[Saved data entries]
****

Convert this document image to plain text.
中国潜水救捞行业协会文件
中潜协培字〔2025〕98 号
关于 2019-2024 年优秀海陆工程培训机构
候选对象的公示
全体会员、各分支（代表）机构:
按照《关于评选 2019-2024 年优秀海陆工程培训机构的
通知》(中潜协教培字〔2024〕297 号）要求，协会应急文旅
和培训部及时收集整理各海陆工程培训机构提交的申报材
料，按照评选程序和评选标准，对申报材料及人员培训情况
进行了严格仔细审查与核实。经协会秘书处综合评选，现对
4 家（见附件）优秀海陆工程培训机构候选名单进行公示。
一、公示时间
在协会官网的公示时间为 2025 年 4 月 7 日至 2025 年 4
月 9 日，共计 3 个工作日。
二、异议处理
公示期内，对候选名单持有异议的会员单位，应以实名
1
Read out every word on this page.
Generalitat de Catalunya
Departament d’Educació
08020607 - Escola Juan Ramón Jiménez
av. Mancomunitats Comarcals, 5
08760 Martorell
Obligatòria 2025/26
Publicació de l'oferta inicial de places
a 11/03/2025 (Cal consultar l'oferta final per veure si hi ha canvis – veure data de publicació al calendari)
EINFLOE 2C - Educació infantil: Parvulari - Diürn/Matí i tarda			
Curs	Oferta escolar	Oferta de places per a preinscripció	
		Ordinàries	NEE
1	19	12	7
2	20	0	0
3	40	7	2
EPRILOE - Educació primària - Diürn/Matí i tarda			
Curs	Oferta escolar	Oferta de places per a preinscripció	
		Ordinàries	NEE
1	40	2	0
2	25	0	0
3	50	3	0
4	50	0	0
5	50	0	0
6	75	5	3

****

## What is required
Your task is to transcribe the listing above in full, exactly as given.

## Final answer
Convert this document image to plain text.
中国潜水救捞行业协会文件
中潜协培字〔2025〕98 号
关于 2019-2024 年优秀海陆工程培训机构
候选对象的公示
全体会员、各分支（代表）机构:
按照《关于评选 2019-2024 年优秀海陆工程培训机构的
通知》(中潜协教培字〔2024〕297 号）要求，协会应急文旅
和培训部及时收集整理各海陆工程培训机构提交的申报材
料，按照评选程序和评选标准，对申报材料及人员培训情况
进行了严格仔细审查与核实。经协会秘书处综合评选，现对
4 家（见附件）优秀海陆工程培训机构候选名单进行公示。
一、公示时间
在协会官网的公示时间为 2025 年 4 月 7 日至 2025 年 4
月 9 日，共计 3 个工作日。
二、异议处理
公示期内，对候选名单持有异议的会员单位，应以实名
1
Read out every word on this page.
Generalitat de Catalunya
Departament d’Educació
08020607 - Escola Juan Ramón Jiménez
av. Mancomunitats Comarcals, 5
08760 Martorell
Obligatòria 2025/26
Publicació de l'oferta inicial de places
a 11/03/2025 (Cal consultar l'oferta final per veure si hi ha canvis – veure data de publicació al calendari)
EINFLOE 2C - Educació infantil: Parvulari - Diürn/Matí i tarda			
Curs	Oferta escolar	Oferta de places per a preinscripció	
		Ordinàries	NEE
1	19	12	7
2	20	0	0
3	40	7	2
EPRILOE - Educació primària - Diürn/Matí i tarda			
Curs	Oferta escolar	Oferta de places per a preinscripció	
		Ordinàries	NEE
1	40	2	0
2	25	0	0
3	50	3	0
4	50	0	0
5	50	0	0
6	75	5	3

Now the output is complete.